ENTRIES PROVIDED.
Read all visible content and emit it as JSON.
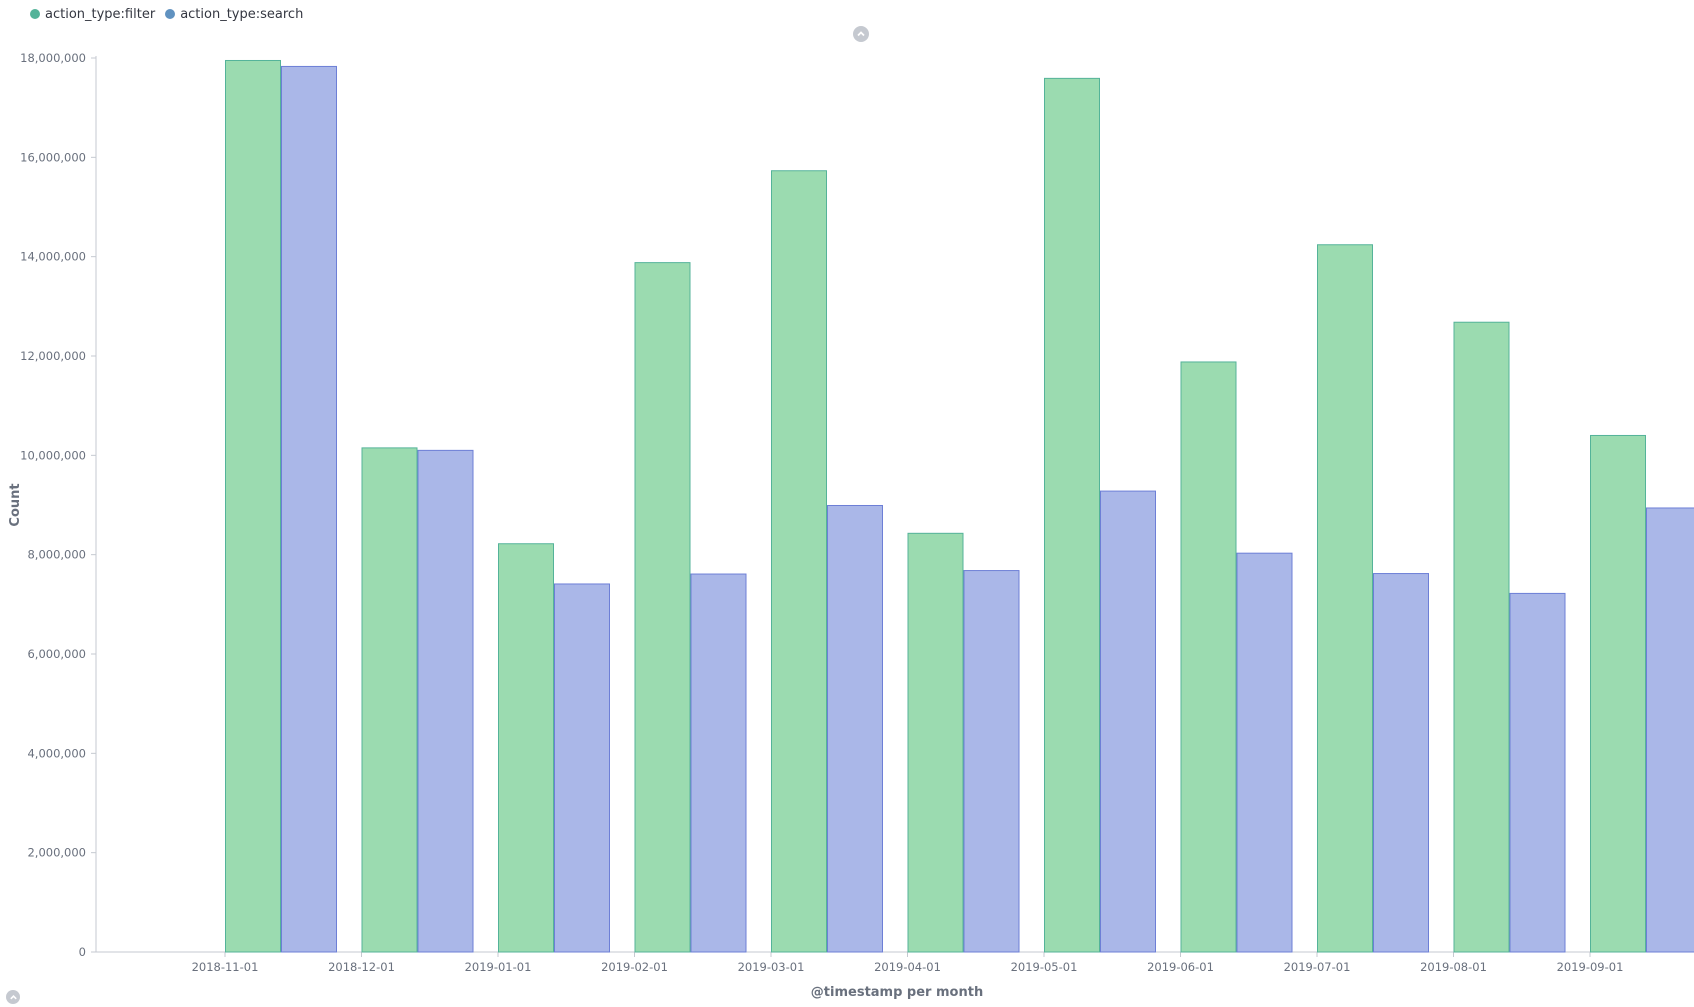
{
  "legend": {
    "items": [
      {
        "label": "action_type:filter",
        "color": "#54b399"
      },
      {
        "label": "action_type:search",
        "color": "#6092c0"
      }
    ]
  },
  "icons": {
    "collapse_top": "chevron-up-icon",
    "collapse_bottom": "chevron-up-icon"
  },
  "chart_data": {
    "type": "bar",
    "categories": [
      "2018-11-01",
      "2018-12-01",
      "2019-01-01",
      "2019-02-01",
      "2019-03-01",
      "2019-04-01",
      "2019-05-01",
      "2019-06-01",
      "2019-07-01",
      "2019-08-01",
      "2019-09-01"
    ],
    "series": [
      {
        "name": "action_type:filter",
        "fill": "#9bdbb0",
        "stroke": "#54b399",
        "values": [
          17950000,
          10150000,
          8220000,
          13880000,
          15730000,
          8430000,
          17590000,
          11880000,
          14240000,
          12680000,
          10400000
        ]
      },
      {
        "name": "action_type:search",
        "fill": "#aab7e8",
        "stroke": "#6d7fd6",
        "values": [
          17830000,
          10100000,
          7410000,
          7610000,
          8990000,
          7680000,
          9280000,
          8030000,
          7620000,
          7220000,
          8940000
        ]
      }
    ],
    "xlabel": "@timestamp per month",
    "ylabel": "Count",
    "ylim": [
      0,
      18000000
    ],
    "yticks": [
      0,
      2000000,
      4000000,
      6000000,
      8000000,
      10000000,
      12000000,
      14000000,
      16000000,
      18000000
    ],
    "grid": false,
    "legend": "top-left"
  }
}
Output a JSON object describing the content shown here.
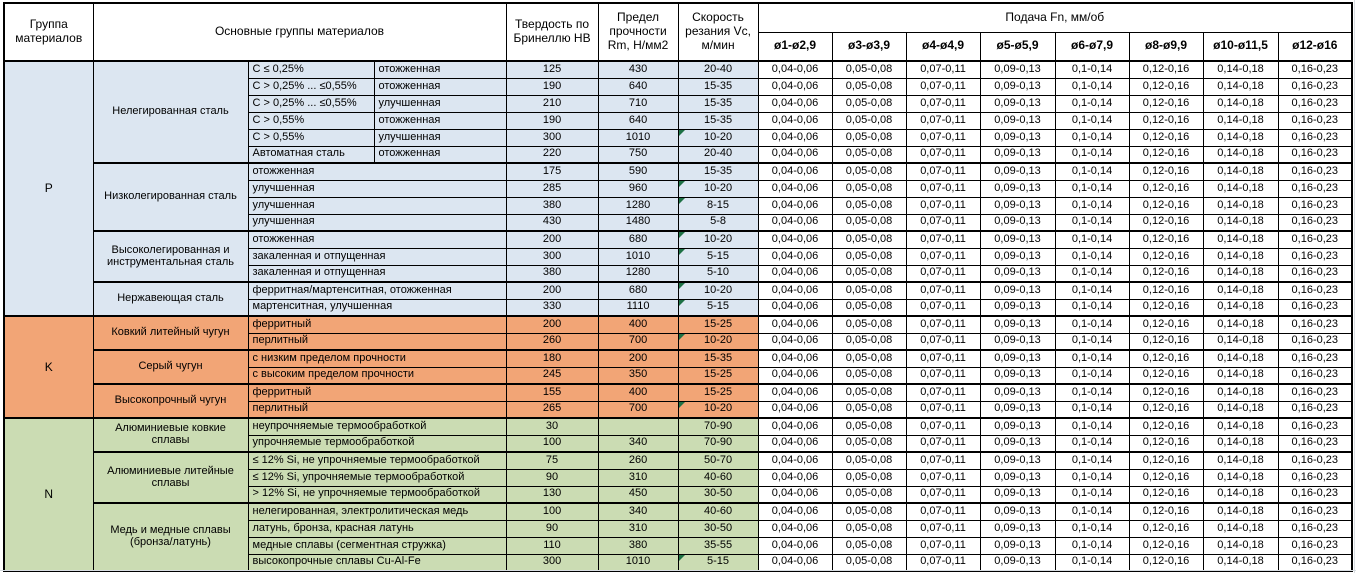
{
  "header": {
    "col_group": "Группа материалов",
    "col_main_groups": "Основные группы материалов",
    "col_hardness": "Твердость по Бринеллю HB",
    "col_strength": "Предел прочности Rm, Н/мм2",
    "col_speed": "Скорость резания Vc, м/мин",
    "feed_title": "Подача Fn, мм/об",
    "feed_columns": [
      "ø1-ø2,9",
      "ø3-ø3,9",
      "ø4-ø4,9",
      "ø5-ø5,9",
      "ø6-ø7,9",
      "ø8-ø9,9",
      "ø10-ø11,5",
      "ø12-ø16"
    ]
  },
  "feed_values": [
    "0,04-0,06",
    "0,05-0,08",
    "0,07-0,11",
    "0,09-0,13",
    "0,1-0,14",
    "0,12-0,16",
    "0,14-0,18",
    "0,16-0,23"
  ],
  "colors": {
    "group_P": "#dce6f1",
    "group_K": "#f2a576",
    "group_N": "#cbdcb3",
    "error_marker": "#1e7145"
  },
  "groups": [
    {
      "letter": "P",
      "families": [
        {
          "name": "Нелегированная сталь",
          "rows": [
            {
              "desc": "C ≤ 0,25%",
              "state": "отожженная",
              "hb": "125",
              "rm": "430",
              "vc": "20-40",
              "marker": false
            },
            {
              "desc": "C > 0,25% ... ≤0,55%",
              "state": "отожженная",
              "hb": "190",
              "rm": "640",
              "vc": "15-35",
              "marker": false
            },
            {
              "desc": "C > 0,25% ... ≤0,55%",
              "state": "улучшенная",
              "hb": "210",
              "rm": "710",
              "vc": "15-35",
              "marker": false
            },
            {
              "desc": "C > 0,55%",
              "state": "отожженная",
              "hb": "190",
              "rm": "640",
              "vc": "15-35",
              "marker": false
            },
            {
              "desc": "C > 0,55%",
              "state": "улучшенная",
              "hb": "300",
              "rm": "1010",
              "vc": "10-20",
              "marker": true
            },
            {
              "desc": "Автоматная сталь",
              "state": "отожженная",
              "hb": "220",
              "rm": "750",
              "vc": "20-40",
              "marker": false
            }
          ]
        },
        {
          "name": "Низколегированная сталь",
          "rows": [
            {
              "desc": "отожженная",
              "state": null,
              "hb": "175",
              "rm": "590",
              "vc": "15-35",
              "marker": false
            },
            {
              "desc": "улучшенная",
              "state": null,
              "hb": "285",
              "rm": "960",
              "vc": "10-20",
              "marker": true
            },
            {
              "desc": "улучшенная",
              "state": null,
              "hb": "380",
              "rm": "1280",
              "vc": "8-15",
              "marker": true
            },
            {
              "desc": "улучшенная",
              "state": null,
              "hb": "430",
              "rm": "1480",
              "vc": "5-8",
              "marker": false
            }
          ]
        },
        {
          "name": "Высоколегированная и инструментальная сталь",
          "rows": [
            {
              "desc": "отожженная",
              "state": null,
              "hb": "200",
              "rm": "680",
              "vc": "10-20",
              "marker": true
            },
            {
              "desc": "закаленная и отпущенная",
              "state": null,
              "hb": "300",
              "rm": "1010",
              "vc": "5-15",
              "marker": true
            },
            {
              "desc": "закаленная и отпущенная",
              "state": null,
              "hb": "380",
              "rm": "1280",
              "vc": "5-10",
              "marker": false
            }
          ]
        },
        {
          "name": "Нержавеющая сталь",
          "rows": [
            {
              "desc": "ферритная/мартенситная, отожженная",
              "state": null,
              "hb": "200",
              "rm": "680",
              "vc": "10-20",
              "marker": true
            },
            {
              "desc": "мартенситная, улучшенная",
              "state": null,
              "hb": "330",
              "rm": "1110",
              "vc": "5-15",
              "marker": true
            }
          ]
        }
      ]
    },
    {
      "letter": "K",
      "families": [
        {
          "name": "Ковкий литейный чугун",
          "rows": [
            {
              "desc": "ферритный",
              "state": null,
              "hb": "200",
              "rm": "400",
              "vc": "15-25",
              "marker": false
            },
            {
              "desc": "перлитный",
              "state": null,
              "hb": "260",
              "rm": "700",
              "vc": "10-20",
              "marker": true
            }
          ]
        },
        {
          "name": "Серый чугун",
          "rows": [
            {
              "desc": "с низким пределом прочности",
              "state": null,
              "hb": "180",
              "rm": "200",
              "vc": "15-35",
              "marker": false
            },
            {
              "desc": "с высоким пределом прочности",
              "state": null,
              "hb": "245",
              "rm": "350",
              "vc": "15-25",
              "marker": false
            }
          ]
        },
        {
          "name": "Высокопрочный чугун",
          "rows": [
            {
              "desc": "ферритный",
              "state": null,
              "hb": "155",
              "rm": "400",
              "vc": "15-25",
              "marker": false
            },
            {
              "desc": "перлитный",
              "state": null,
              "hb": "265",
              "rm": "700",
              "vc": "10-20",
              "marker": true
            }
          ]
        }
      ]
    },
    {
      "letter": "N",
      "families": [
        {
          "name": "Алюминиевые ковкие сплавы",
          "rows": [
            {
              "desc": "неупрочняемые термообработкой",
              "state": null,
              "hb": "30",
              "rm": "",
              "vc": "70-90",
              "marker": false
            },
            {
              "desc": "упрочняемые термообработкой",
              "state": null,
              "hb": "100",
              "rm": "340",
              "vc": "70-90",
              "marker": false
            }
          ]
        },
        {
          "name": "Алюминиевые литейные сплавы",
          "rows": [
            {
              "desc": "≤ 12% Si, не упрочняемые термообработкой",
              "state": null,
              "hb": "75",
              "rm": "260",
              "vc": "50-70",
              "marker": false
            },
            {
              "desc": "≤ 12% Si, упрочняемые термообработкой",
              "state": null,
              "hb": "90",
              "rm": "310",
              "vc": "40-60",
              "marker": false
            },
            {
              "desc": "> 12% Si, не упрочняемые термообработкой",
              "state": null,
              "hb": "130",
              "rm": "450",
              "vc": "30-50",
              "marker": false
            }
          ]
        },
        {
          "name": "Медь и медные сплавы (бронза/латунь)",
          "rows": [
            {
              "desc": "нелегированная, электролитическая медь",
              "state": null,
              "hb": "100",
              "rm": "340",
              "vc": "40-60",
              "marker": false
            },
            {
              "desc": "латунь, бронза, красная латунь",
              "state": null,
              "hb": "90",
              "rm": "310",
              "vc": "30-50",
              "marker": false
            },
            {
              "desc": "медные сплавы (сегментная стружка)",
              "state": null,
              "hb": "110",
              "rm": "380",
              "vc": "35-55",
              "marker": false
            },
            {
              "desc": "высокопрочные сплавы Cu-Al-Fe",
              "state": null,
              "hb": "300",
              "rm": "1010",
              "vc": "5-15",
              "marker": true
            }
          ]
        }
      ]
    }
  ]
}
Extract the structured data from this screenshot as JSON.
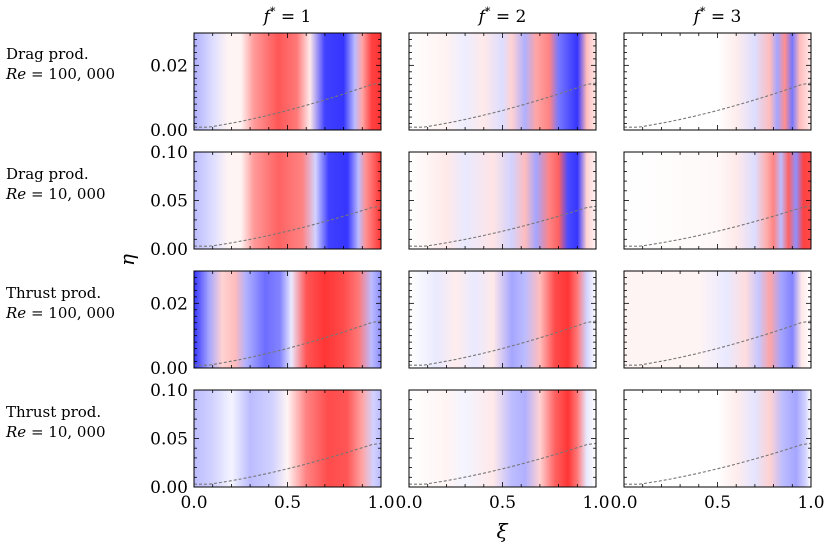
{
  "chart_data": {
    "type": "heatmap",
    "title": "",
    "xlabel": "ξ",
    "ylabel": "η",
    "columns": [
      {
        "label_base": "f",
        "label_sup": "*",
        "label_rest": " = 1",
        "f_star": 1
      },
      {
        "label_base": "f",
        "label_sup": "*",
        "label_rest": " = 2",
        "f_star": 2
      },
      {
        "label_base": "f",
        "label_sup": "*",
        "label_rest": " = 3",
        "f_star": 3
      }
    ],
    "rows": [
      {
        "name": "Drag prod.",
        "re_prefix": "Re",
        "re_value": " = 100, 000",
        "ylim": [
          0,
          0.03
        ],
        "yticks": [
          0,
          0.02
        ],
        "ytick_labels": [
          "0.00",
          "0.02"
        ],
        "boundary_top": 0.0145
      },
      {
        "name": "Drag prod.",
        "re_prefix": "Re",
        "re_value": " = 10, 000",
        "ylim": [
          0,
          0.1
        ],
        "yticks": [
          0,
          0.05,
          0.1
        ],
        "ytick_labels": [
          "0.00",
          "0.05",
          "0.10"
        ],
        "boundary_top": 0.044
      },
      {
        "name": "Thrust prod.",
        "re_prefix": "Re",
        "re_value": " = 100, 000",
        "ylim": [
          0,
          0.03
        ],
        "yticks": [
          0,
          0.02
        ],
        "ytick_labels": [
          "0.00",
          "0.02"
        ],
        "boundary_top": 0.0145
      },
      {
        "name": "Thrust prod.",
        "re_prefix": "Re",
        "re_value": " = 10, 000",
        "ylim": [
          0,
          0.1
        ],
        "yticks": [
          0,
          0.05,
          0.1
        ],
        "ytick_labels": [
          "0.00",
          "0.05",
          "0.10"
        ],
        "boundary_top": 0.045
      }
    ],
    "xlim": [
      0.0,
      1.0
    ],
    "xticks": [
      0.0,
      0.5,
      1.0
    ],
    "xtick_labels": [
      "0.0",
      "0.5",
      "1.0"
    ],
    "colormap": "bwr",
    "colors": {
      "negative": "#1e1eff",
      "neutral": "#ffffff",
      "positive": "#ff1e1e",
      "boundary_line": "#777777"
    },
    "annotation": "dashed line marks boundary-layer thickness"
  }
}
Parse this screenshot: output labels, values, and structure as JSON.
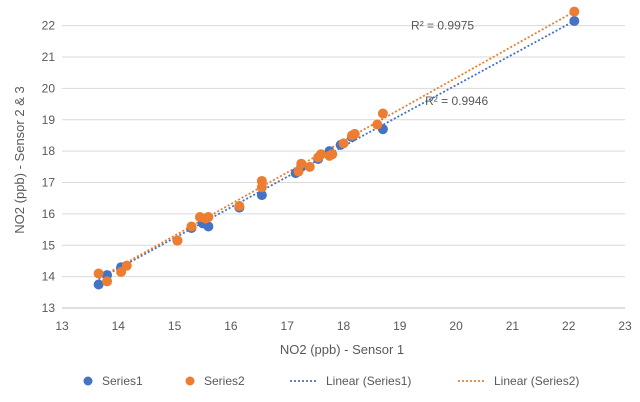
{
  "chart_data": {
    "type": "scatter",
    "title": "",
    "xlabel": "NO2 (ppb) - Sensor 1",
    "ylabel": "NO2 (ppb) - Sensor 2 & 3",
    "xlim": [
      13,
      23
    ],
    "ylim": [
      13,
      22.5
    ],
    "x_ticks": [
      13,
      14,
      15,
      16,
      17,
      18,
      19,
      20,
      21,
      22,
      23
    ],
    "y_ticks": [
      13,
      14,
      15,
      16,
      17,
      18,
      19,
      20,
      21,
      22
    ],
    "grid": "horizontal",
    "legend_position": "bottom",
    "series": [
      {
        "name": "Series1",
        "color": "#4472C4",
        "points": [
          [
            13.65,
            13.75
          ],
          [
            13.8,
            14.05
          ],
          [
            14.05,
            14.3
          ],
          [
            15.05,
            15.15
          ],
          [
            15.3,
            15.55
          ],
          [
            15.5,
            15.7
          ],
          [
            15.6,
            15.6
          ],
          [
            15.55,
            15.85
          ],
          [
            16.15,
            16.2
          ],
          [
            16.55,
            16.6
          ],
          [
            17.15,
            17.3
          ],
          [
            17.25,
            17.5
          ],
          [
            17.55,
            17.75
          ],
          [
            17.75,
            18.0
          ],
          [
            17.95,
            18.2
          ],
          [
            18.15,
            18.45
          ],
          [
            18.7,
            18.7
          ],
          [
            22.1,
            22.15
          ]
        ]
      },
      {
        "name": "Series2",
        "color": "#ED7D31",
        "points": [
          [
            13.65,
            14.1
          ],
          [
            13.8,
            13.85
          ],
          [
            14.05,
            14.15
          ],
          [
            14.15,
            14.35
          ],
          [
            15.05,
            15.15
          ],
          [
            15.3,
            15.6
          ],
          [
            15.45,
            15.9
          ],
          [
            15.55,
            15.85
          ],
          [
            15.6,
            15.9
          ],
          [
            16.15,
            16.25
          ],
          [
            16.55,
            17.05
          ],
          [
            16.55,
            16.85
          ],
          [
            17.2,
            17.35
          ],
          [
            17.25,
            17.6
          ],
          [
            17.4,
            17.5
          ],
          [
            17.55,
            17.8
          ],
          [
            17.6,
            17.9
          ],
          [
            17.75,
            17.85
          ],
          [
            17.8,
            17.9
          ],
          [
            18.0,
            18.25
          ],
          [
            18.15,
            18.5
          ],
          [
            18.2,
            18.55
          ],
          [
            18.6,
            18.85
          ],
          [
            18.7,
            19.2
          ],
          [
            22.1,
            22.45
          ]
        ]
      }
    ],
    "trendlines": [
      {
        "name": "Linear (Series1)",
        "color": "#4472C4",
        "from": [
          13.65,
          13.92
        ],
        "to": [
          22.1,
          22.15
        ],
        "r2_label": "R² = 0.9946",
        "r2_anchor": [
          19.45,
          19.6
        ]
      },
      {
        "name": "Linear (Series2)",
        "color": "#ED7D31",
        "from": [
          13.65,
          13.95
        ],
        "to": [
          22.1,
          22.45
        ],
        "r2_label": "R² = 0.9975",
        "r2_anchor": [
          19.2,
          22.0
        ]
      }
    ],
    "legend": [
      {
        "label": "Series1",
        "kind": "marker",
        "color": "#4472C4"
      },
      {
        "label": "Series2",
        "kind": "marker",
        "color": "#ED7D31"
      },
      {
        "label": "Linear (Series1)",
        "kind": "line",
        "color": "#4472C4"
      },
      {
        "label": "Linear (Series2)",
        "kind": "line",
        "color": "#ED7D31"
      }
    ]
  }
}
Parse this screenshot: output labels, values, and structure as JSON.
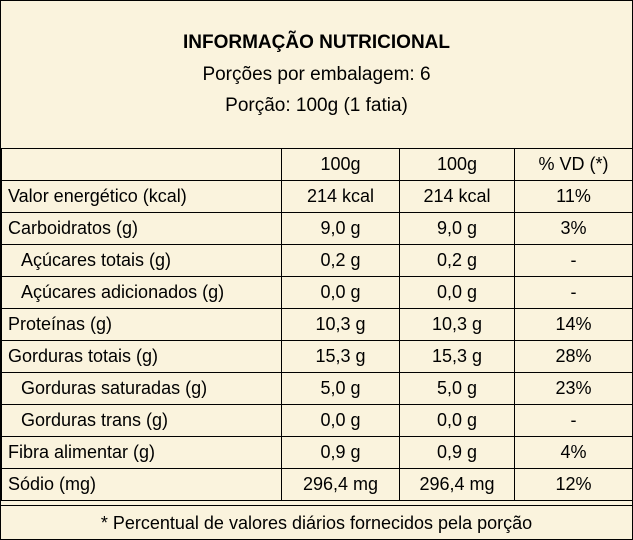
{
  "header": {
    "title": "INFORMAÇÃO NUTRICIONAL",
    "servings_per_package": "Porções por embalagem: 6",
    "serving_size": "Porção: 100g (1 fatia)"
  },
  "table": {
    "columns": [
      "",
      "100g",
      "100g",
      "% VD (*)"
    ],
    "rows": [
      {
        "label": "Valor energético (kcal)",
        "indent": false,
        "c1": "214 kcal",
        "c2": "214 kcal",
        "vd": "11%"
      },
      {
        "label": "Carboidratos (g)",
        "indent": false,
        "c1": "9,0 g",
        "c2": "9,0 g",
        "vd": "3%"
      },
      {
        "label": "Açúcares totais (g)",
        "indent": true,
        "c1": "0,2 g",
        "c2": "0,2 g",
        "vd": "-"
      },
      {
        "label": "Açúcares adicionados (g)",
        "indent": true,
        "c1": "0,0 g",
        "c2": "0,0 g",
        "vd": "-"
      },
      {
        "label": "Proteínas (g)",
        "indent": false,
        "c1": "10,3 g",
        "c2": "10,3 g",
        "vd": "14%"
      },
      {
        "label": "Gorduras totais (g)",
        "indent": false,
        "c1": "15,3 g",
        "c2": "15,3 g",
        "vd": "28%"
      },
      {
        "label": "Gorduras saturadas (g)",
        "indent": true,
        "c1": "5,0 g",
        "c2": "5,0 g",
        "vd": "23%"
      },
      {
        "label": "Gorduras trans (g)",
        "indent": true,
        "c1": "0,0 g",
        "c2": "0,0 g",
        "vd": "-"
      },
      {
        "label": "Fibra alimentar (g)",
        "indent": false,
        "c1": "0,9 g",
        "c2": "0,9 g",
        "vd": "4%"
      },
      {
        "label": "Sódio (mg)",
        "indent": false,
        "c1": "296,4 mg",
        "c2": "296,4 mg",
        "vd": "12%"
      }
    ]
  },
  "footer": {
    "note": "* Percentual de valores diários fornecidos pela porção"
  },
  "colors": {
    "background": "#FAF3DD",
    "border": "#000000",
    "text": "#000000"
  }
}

TASK BRIEF. Point out every line holding the string "чугун" and copy it.

WRITTEN RESPONSE.
          "name": "Ковкий литейный чугун",
          "name": "Серый чугун",
          "name": "Высокопрочный чугун",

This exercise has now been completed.